Exercise directions
Using the records below, locate all lines containing "Fair" and return them.

(Figure collection entries)
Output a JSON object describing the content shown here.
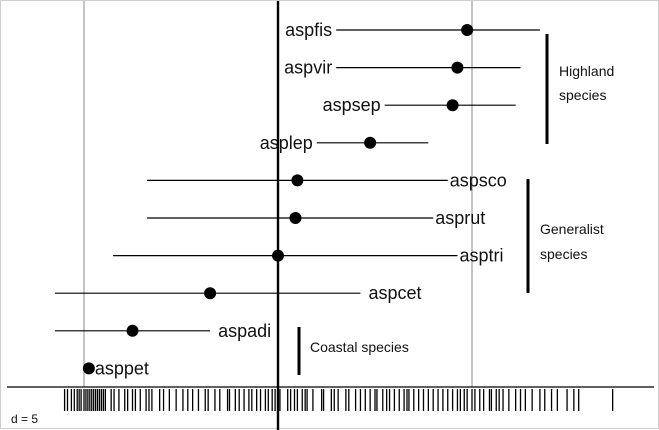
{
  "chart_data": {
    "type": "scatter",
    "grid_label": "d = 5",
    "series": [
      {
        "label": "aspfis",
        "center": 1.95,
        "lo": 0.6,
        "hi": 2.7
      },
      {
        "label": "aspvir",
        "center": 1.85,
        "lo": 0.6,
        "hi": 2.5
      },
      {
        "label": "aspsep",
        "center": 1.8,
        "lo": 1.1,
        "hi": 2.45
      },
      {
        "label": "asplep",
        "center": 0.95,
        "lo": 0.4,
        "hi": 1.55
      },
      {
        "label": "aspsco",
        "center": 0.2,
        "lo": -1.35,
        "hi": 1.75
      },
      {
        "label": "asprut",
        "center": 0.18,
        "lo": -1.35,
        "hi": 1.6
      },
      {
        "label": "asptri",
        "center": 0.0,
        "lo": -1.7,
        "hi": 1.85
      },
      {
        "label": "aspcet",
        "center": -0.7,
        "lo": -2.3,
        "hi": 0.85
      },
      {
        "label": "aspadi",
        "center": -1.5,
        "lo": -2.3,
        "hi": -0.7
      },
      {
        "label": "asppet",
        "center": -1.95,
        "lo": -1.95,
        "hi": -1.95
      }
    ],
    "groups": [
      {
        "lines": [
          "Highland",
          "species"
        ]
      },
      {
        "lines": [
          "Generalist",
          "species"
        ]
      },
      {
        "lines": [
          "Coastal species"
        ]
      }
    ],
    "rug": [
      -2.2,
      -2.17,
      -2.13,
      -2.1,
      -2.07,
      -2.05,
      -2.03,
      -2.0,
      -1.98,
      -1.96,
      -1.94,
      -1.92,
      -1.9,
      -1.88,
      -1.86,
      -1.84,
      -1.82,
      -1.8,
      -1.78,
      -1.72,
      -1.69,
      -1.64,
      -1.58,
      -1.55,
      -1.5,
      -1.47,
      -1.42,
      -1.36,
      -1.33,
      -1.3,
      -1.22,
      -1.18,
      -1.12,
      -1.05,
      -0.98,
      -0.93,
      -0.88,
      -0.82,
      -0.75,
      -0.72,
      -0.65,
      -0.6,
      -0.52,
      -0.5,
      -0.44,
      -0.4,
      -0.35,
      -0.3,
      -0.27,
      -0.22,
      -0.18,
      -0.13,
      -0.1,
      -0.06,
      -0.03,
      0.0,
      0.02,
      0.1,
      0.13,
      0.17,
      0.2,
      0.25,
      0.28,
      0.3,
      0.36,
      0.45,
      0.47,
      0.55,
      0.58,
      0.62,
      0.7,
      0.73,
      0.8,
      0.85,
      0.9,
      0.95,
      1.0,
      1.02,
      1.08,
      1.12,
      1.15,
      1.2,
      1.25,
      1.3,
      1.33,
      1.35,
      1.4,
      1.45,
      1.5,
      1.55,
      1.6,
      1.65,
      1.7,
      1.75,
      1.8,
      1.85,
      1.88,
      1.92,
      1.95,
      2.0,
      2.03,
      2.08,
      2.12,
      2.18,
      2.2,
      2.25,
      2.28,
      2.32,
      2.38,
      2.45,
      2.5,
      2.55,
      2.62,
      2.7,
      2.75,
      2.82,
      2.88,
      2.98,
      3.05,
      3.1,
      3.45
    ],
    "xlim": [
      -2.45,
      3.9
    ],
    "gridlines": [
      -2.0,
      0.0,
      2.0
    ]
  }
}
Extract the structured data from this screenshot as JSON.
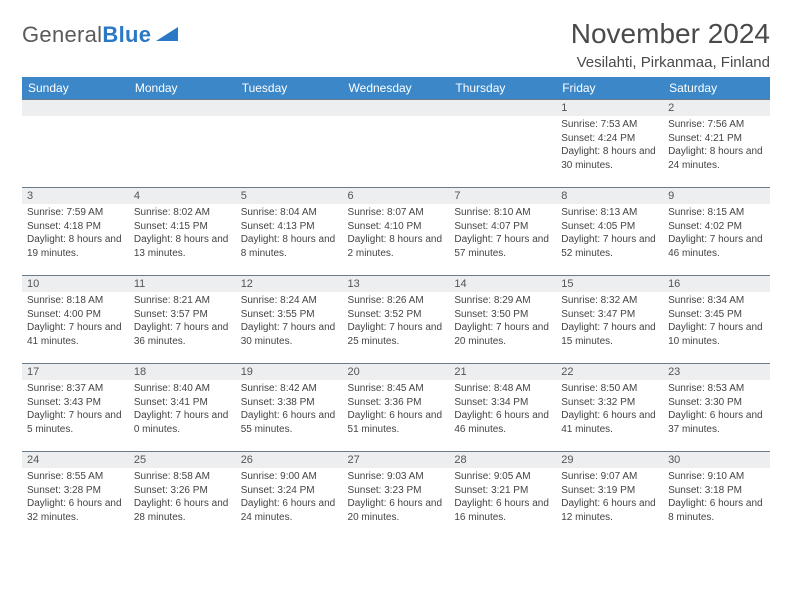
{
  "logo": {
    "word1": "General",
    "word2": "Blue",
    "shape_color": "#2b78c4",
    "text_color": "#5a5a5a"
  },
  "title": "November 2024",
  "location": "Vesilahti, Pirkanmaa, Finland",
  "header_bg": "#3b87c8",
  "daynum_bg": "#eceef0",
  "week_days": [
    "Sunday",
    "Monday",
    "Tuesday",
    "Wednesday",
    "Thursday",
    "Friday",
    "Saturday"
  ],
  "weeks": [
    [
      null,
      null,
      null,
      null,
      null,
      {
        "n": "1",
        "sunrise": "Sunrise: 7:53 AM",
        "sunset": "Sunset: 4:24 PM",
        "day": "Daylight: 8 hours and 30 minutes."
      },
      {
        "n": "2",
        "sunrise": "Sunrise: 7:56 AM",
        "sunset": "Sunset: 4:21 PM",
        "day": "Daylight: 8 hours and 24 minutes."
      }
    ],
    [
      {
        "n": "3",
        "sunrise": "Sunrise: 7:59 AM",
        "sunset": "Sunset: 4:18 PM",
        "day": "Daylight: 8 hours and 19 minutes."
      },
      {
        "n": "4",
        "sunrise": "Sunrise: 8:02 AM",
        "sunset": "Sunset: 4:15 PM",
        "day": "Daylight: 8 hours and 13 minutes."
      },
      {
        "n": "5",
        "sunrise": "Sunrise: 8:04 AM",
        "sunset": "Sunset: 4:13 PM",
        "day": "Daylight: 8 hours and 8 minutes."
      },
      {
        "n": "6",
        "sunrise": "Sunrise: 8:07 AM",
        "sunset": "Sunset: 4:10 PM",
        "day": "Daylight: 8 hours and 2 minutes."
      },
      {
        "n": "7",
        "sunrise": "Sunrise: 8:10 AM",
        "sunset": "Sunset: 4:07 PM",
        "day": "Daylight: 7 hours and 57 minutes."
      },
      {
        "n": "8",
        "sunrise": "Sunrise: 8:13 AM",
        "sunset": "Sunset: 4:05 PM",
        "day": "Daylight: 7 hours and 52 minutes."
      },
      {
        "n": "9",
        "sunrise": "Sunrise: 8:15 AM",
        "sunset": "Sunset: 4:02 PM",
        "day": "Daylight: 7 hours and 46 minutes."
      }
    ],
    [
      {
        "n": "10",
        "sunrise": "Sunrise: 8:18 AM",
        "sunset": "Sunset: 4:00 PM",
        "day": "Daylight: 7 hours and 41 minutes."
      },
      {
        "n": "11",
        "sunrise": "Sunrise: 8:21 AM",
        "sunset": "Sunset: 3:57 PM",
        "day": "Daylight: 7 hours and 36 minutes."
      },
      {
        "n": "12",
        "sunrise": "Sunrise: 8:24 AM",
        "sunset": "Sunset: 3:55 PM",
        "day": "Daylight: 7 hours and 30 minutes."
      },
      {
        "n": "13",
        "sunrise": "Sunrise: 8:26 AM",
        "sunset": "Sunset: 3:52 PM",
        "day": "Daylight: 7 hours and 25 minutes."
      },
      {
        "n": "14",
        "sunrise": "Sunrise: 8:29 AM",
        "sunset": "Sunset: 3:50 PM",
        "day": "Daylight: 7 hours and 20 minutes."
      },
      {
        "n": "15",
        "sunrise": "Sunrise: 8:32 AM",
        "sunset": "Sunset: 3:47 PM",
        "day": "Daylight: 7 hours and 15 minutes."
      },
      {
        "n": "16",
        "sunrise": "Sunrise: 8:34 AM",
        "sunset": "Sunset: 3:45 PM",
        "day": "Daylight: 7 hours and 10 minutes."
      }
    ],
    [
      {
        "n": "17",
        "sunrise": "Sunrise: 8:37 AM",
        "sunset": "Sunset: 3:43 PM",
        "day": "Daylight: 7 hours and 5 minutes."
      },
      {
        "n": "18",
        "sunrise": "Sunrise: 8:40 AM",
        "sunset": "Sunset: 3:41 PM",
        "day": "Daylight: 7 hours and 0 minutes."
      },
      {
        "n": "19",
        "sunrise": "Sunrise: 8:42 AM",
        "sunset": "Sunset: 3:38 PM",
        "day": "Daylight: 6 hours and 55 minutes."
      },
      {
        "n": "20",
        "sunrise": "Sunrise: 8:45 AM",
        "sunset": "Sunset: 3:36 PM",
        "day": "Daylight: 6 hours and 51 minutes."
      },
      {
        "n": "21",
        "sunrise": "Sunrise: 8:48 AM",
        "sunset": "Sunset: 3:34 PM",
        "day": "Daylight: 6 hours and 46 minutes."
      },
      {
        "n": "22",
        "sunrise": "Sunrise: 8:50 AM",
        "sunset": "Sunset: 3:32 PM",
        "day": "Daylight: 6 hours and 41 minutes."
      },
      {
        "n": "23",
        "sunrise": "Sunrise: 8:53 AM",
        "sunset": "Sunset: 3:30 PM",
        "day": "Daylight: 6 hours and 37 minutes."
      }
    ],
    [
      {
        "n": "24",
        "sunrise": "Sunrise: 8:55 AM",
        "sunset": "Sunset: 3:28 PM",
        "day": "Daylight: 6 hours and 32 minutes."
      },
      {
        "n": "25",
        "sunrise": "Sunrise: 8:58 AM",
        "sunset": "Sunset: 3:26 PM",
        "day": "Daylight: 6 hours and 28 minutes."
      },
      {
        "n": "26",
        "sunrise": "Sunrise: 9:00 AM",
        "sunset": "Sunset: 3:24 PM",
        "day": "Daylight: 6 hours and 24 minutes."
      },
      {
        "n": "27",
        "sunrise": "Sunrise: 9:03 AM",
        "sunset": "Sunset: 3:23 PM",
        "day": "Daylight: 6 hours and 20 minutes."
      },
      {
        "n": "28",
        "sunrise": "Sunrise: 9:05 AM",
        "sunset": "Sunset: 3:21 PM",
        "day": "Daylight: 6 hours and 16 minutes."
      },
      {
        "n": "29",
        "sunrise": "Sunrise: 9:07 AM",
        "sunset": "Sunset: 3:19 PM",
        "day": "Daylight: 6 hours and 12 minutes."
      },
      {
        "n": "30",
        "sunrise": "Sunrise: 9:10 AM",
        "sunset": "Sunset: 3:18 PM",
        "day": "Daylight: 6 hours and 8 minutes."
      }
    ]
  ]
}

* * *

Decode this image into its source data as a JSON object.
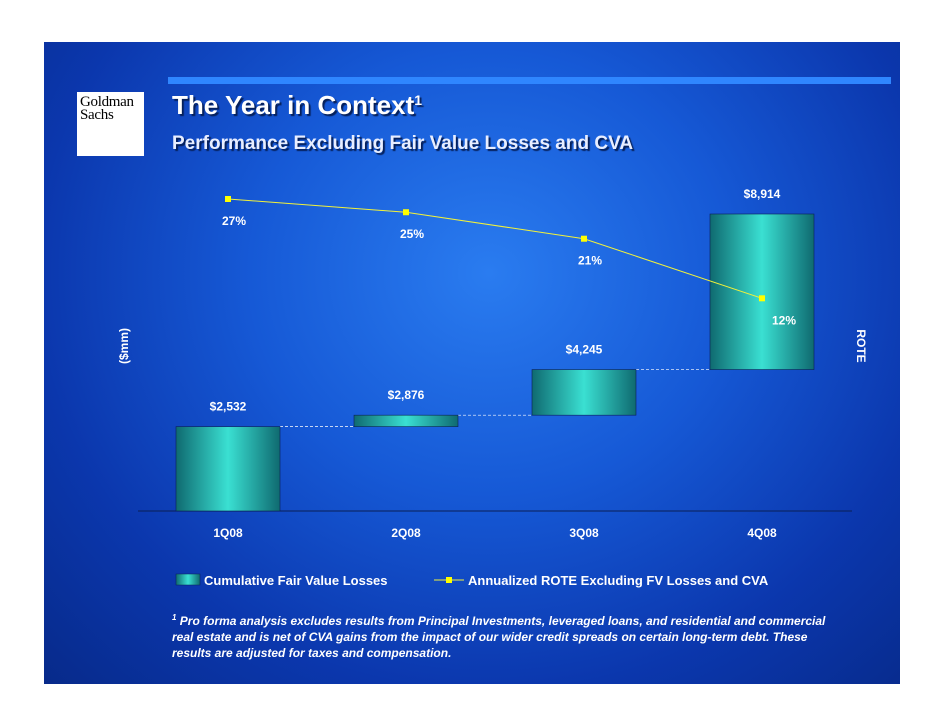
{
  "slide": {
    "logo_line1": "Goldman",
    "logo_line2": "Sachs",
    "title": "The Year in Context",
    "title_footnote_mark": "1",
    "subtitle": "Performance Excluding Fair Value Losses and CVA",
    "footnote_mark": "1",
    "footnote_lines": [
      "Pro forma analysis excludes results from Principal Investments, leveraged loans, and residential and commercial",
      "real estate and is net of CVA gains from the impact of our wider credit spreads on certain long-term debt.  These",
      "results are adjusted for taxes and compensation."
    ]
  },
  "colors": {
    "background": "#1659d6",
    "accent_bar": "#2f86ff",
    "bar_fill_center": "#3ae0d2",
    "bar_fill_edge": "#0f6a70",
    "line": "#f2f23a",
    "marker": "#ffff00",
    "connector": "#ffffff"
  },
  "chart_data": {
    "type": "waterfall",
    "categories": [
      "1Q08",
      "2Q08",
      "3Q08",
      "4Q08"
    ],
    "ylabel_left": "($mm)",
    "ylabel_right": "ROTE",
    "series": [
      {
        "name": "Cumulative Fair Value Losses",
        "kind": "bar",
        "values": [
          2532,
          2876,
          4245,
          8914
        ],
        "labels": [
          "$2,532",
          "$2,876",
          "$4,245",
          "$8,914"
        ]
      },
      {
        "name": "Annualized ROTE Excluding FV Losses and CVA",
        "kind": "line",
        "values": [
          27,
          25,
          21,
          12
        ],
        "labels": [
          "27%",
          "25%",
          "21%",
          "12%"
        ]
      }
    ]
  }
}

---

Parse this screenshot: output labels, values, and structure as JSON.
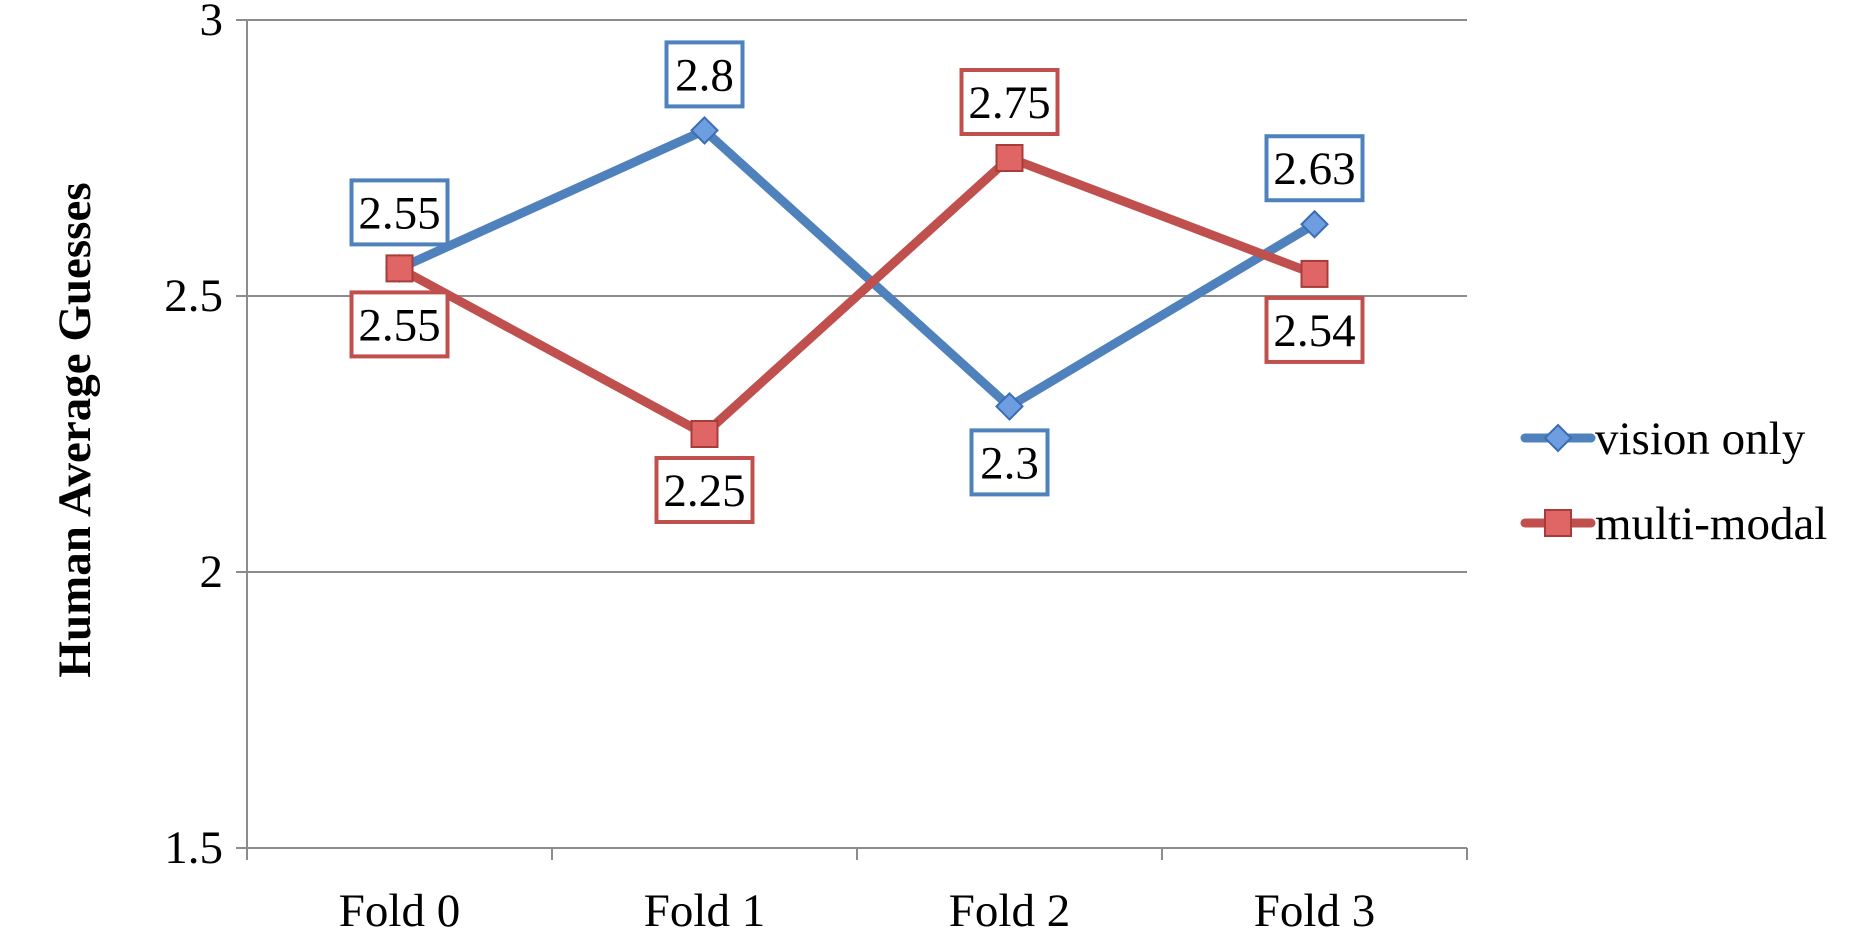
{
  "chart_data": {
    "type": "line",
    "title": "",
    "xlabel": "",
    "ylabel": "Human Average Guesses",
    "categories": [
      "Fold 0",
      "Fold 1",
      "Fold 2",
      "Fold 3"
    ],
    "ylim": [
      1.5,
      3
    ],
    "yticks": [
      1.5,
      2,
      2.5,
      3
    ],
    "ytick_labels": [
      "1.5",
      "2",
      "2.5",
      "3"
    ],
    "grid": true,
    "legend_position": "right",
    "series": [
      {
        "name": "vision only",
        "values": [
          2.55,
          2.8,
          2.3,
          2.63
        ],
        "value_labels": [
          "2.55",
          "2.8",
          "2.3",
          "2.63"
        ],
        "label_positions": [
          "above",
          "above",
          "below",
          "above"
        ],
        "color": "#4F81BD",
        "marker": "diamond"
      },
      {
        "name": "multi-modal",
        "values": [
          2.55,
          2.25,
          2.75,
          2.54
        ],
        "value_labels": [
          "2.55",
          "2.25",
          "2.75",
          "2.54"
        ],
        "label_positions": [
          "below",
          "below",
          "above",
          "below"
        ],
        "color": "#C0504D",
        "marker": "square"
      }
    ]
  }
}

The completed task
    "subtitle": "Performance Excluding Fair Value Losses and CVA",
        "name": "Cumulative Fair Value Losses",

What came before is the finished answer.